**CONSEGNA**
Riscrivi tutti i record sostituendo "y-tick-label" con "etichetta-asse-y" e lasciando invariato tutto il resto. Ometti le immagini dalla risposta.

**DATI FORNITI**
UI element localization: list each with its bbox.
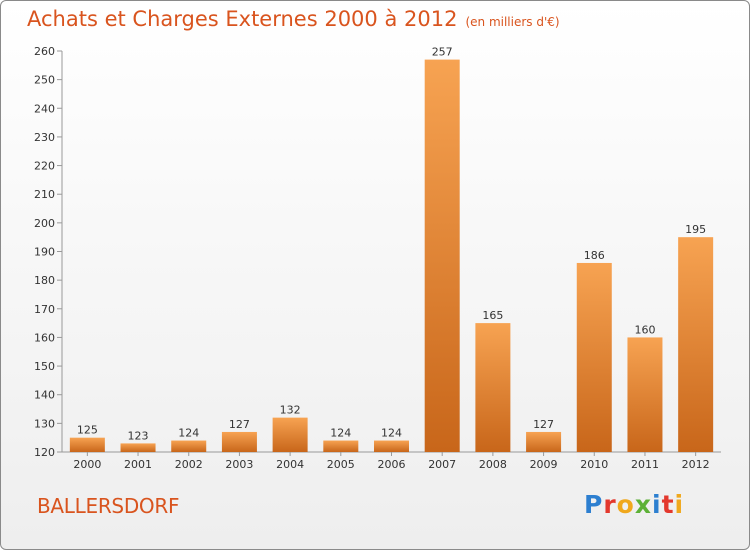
x-tick-label-2008: 2008: [479, 458, 507, 471]
x-tick-label-2011: 2011: [631, 458, 659, 471]
bars: 125 123 124 127 132 124 124 257 165 127 186 160 195: [69, 46, 714, 452]
x-tick-label-2012: 2012: [682, 458, 710, 471]
x-tick-label-2002: 2002: [175, 458, 203, 471]
bar-chart: 120 130 140 150 160 170 180 190 200 210 220 230 240 2…: [34, 45, 721, 471]
y-tick-label: 180: [34, 274, 55, 287]
commune-name: BALLERSDORF: [37, 494, 180, 518]
x-tick-label-2010: 2010: [580, 458, 608, 471]
y-tick-label: 120: [34, 446, 55, 459]
bar-2012: [678, 237, 714, 452]
bar-2001: [120, 443, 156, 452]
bar-2000: [69, 437, 105, 452]
value-label-2008: 165: [482, 309, 503, 322]
value-label-2012: 195: [685, 223, 706, 236]
value-label-2007: 257: [432, 46, 453, 59]
bar-2004: [272, 417, 308, 452]
chart-title: Achats et Charges Externes 2000 à 2012: [27, 7, 458, 31]
x-tick-label-2006: 2006: [378, 458, 406, 471]
y-tick-label: 130: [34, 417, 55, 430]
value-label-2011: 160: [634, 323, 655, 336]
bar-2009: [526, 431, 562, 452]
value-label-2010: 186: [584, 249, 605, 262]
proxiti-logo[interactable]: Proxiti: [584, 490, 685, 519]
y-ticks: 120 130 140 150 160 170 180 190 200 210 220 230 240 2…: [34, 45, 62, 459]
value-label-2006: 124: [381, 427, 402, 440]
bar-2006: [374, 440, 409, 452]
x-tick-label-2001: 2001: [124, 458, 152, 471]
bar-2011: [627, 337, 663, 452]
value-label-2001: 123: [128, 429, 149, 442]
value-label-2003: 127: [229, 418, 250, 431]
x-tick-label-2007: 2007: [428, 458, 456, 471]
bar-2007: [424, 59, 460, 452]
y-tick-label: 170: [34, 303, 55, 316]
y-tick-label: 260: [34, 45, 55, 58]
x-tick-label-2000: 2000: [73, 458, 101, 471]
bar-2003: [221, 431, 257, 452]
y-tick-label: 230: [34, 131, 55, 144]
bar-2005: [323, 440, 359, 452]
y-tick-label: 210: [34, 188, 55, 201]
y-tick-label: 140: [34, 389, 55, 402]
bar-2010: [576, 262, 612, 452]
value-label-2004: 132: [280, 404, 301, 417]
y-tick-label: 160: [34, 331, 55, 344]
y-tick-label: 220: [34, 160, 55, 173]
value-label-2005: 124: [330, 427, 351, 440]
chart-title-block: Achats et Charges Externes 2000 à 2012 (e…: [27, 7, 560, 31]
x-tick-label-2003: 2003: [225, 458, 253, 471]
x-tick-label-2009: 2009: [530, 458, 558, 471]
y-tick-label: 250: [34, 74, 55, 87]
chart-unit: (en milliers d'€): [465, 15, 560, 29]
value-label-2002: 124: [178, 427, 199, 440]
y-tick-label: 150: [34, 360, 55, 373]
y-tick-label: 200: [34, 217, 55, 230]
value-label-2009: 127: [533, 418, 554, 431]
bar-2002: [171, 440, 207, 452]
value-label-2000: 125: [77, 424, 98, 437]
x-tick-label-2005: 2005: [327, 458, 355, 471]
bar-2008: [475, 323, 511, 452]
x-ticks: 2000 2001 2002 2003 2004 2005 2006 2007 2008 2009…: [73, 452, 710, 471]
y-tick-label: 190: [34, 246, 55, 259]
y-tick-label: 240: [34, 102, 55, 115]
x-tick-label-2004: 2004: [276, 458, 304, 471]
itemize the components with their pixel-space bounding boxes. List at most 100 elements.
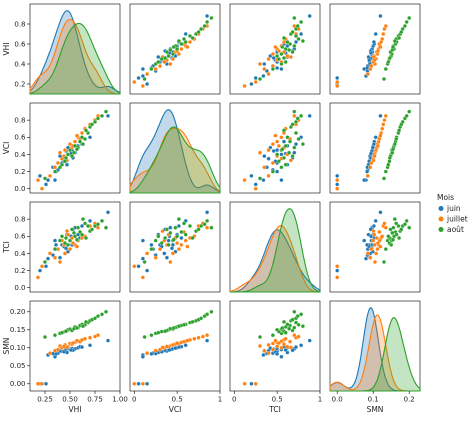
point-juillet [185,338,190,343]
point-août [299,113,304,118]
point-juin [43,264,49,269]
point-juillet [296,334,301,339]
point-juin [261,352,266,358]
kde-août [129,126,221,194]
point-juillet [380,234,385,239]
point-août [293,33,299,39]
point-août [168,47,173,53]
point-août [52,333,58,338]
point-juin [292,150,297,155]
point-juillet [52,165,58,170]
point-août [292,15,297,21]
panel-tci-vs-vci [129,201,221,293]
point-août [392,217,397,222]
point-août [171,44,176,50]
point-juillet [369,247,374,252]
point-juin [164,255,169,260]
point-août [390,44,396,50]
point-juillet [287,339,293,344]
point-juin [53,242,59,247]
point-juin [140,66,145,72]
point-août [287,47,292,53]
point-juin [249,381,254,386]
point-août [209,15,214,21]
point-août [292,325,297,330]
point-août [404,218,409,223]
point-août [67,148,73,153]
point-août [290,154,295,159]
panel-vhi-vs-smn [329,3,421,95]
point-juin [279,354,284,359]
point-août [175,234,180,239]
point-août [142,334,147,340]
point-juillet [262,165,267,170]
legend-title: Mois [437,193,454,202]
point-août [276,159,281,164]
point-août [57,238,63,243]
point-août [156,59,161,65]
point-juin [136,381,141,386]
point-août [190,235,195,241]
legend-label-juin: juin [446,204,461,213]
point-juin [307,338,312,343]
point-août [387,155,392,160]
point-juillet [382,118,387,123]
point-août [69,227,75,232]
x-tick-label: 0 [232,396,236,404]
point-juillet [375,143,380,148]
point-août [292,109,297,114]
point-juin [335,182,340,187]
point-juillet [79,130,85,136]
point-juillet [74,244,80,249]
point-juin [378,13,383,19]
y-tick-label: 0.2 [14,267,25,275]
point-août [285,135,290,140]
point-juin [145,268,150,273]
point-août [397,235,402,241]
point-juillet [74,133,80,138]
y-axis-label-smn: SMN [2,338,11,355]
point-juillet [380,36,385,42]
point-août [300,142,305,147]
point-juillet [145,251,150,256]
point-juin [299,31,304,37]
point-août [63,155,69,160]
y-tick-label: 0.6 [14,134,26,142]
point-août [149,66,154,72]
point-août [65,242,71,247]
point-août [205,218,210,223]
point-août [381,259,387,265]
point-juillet [270,51,275,57]
point-juin [105,113,111,118]
point-août [276,56,281,62]
point-août [394,136,399,142]
point-août [82,221,88,226]
point-août [209,225,214,230]
point-août [196,227,201,232]
y-tick-label: 0.05 [10,362,26,370]
point-juin [176,345,181,350]
kde-août [230,208,321,293]
point-juillet [72,139,78,144]
point-août [95,314,101,319]
point-juillet [262,66,267,72]
point-août [181,322,187,327]
point-août [79,232,85,237]
point-août [77,139,83,144]
point-juillet [335,83,340,89]
point-juillet [292,113,297,118]
point-août [63,235,69,241]
x-tick-label: 1.00 [112,396,128,404]
point-juillet [35,178,41,183]
point-juillet [242,178,247,183]
point-août [166,53,171,59]
point-juillet [205,333,210,338]
point-juillet [368,165,373,170]
x-axis-label-vhi: VHI [69,405,82,414]
point-août [59,330,65,335]
point-août [279,165,284,170]
point-août [400,119,405,124]
point-août [290,49,295,55]
point-juillet [145,351,150,356]
point-juin [378,210,383,215]
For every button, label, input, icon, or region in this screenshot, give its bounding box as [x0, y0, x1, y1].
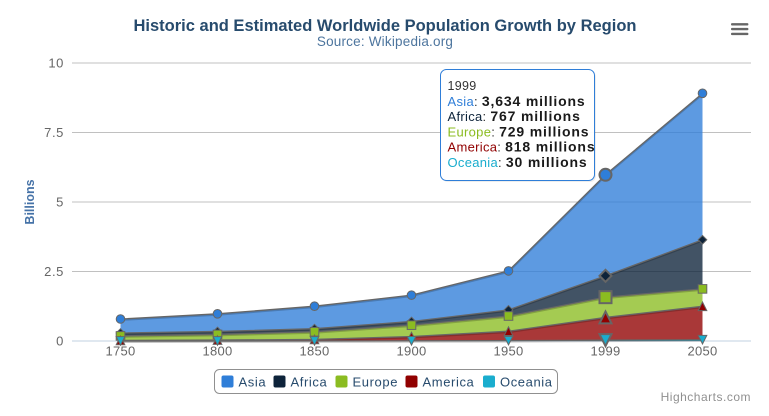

**ESERCIZIO SVOLTO**
UI element localization: list each with its bbox.
x-tick-label-2008: 2008: [479, 458, 507, 471]
x-tick-label-2011: 2011: [631, 458, 659, 471]
bars: 125 123 124 127 132 124 124 257 165 127 186 160 195: [69, 46, 714, 452]
x-tick-label-2012: 2012: [682, 458, 710, 471]
x-tick-label-2002: 2002: [175, 458, 203, 471]
bar-chart: 120 130 140 150 160 170 180 190 200 210 220 230 240 2…: [34, 45, 721, 471]
etichetta-asse-y: 180: [34, 274, 55, 287]
commune-name: BALLERSDORF: [37, 494, 180, 518]
x-tick-label-2010: 2010: [580, 458, 608, 471]
etichetta-asse-y: 120: [34, 446, 55, 459]
bar-2012: [678, 237, 714, 452]
bar-2001: [120, 443, 156, 452]
bar-2000: [69, 437, 105, 452]
value-label-2008: 165: [482, 309, 503, 322]
value-label-2012: 195: [685, 223, 706, 236]
value-label-2007: 257: [432, 46, 453, 59]
bar-2004: [272, 417, 308, 452]
chart-title: Achats et Charges Externes 2000 à 2012: [27, 7, 458, 31]
x-tick-label-2006: 2006: [378, 458, 406, 471]
etichetta-asse-y: 130: [34, 417, 55, 430]
value-label-2011: 160: [634, 323, 655, 336]
bar-2009: [526, 431, 562, 452]
value-label-2010: 186: [584, 249, 605, 262]
proxiti-logo[interactable]: Proxiti: [584, 490, 685, 519]
y-ticks: 120 130 140 150 160 170 180 190 200 210 220 230 240 2…: [34, 45, 62, 459]
value-label-2006: 124: [381, 427, 402, 440]
bar-2006: [374, 440, 409, 452]
x-tick-label-2001: 2001: [124, 458, 152, 471]
bar-2011: [627, 337, 663, 452]
value-label-2001: 123: [128, 429, 149, 442]
value-label-2003: 127: [229, 418, 250, 431]
x-tick-label-2007: 2007: [428, 458, 456, 471]
bar-2007: [424, 59, 460, 452]
etichetta-asse-y: 170: [34, 303, 55, 316]
etichetta-asse-y: 260: [34, 45, 55, 58]
x-tick-label-2000: 2000: [73, 458, 101, 471]
bar-2003: [221, 431, 257, 452]
etichetta-asse-y: 230: [34, 131, 55, 144]
bar-2005: [323, 440, 359, 452]
etichetta-asse-y: 210: [34, 188, 55, 201]
etichetta-asse-y: 140: [34, 389, 55, 402]
bar-2010: [576, 262, 612, 452]
value-label-2004: 132: [280, 404, 301, 417]
etichetta-asse-y: 160: [34, 331, 55, 344]
etichetta-asse-y: 220: [34, 160, 55, 173]
value-label-2005: 124: [330, 427, 351, 440]
chart-title-block: Achats et Charges Externes 2000 à 2012 (e…: [27, 7, 560, 31]
x-tick-label-2003: 2003: [225, 458, 253, 471]
x-tick-label-2009: 2009: [530, 458, 558, 471]
etichetta-asse-y: 250: [34, 74, 55, 87]
chart-unit: (en milliers d'€): [465, 15, 560, 29]
value-label-2002: 124: [178, 427, 199, 440]
etichetta-asse-y: 150: [34, 360, 55, 373]
etichetta-asse-y: 200: [34, 217, 55, 230]
value-label-2009: 127: [533, 418, 554, 431]
bar-2002: [171, 440, 207, 452]
value-label-2000: 125: [77, 424, 98, 437]
x-tick-label-2005: 2005: [327, 458, 355, 471]
bar-2008: [475, 323, 511, 452]
x-ticks: 2000 2001 2002 2003 2004 2005 2006 2007 2008 2009…: [73, 452, 710, 471]
etichetta-asse-y: 190: [34, 246, 55, 259]
etichetta-asse-y: 240: [34, 102, 55, 115]
x-tick-label-2004: 2004: [276, 458, 304, 471]
itemize the components with their pixel-space bounding boxes. List at most 100 elements.
point-juillet [185,338,190,343]
point-août [299,113,304,118]
point-juin [43,264,49,269]
point-juillet [296,334,301,339]
point-juin [261,352,266,358]
kde-août [129,126,221,194]
point-juillet [380,234,385,239]
point-août [293,33,299,39]
point-août [168,47,173,53]
point-août [52,333,58,338]
point-juin [292,150,297,155]
point-juillet [52,165,58,170]
point-août [292,15,297,21]
panel-tci-vs-vci [129,201,221,293]
point-août [392,217,397,222]
point-août [171,44,176,50]
point-juillet [369,247,374,252]
point-juin [164,255,169,260]
point-août [390,44,396,50]
point-juillet [287,339,293,344]
point-juin [53,242,59,247]
point-juin [140,66,145,72]
point-août [287,47,292,53]
point-juin [249,381,254,386]
point-août [209,15,214,21]
point-août [292,325,297,330]
point-août [404,218,409,223]
point-août [67,148,73,153]
point-août [290,154,295,159]
panel-vhi-vs-smn [329,3,421,95]
point-juin [279,354,284,359]
point-août [175,234,180,239]
point-août [142,334,147,340]
point-juillet [262,165,267,170]
legend-title: Mois [437,193,454,202]
point-août [276,159,281,164]
point-août [57,238,63,243]
point-août [156,59,161,65]
point-juin [136,381,141,386]
point-août [190,235,195,241]
legend-label-juin: juin [446,204,461,213]
point-juin [307,338,312,343]
point-août [387,155,392,160]
point-juillet [382,118,387,123]
point-août [69,227,75,232]
x-tick-label: 0 [232,396,236,404]
point-juillet [375,143,380,148]
point-août [292,109,297,114]
point-juin [335,182,340,187]
point-juillet [79,130,85,136]
point-juillet [74,244,80,249]
point-juin [378,13,383,19]
etichetta-asse-y: 0.2 [14,267,25,275]
point-août [285,135,290,140]
point-juin [145,268,150,273]
point-août [397,235,402,241]
point-juillet [74,133,80,138]
y-axis-label-smn: SMN [2,338,11,355]
point-juillet [380,36,385,42]
point-août [300,142,305,147]
point-juillet [145,251,150,256]
point-juin [299,31,304,37]
point-août [63,155,69,160]
etichetta-asse-y: 0.6 [14,134,26,142]
point-août [149,66,154,72]
point-août [65,242,71,247]
point-août [205,218,210,223]
point-août [381,259,387,265]
point-juillet [270,51,275,57]
point-juin [105,113,111,118]
point-août [276,56,281,62]
point-août [394,136,399,142]
point-août [82,221,88,226]
point-août [209,225,214,230]
point-août [196,227,201,232]
etichetta-asse-y: 0.05 [10,362,26,370]
point-juin [176,345,181,350]
kde-août [230,208,321,293]
point-juillet [72,139,78,144]
point-août [95,314,101,319]
point-juillet [262,66,267,72]
point-août [181,322,187,327]
point-août [79,232,85,237]
point-août [77,139,83,144]
point-juillet [335,83,340,89]
point-juillet [292,113,297,118]
point-août [63,235,69,241]
x-tick-label: 1.00 [112,396,128,404]
point-juillet [35,178,41,183]
point-juillet [242,178,247,183]
point-août [166,53,171,59]
point-juillet [205,333,210,338]
point-juillet [368,165,373,170]
x-axis-label-vhi: VHI [69,405,82,414]
point-août [59,330,65,335]
point-août [279,165,284,170]
point-août [400,119,405,124]
point-août [290,49,295,55]
point-juillet [145,351,150,356]
point-juin [378,210,383,215]
For every button, label, input, icon, or region in this screenshot, give its bounding box as [x0, y0, x1, y1].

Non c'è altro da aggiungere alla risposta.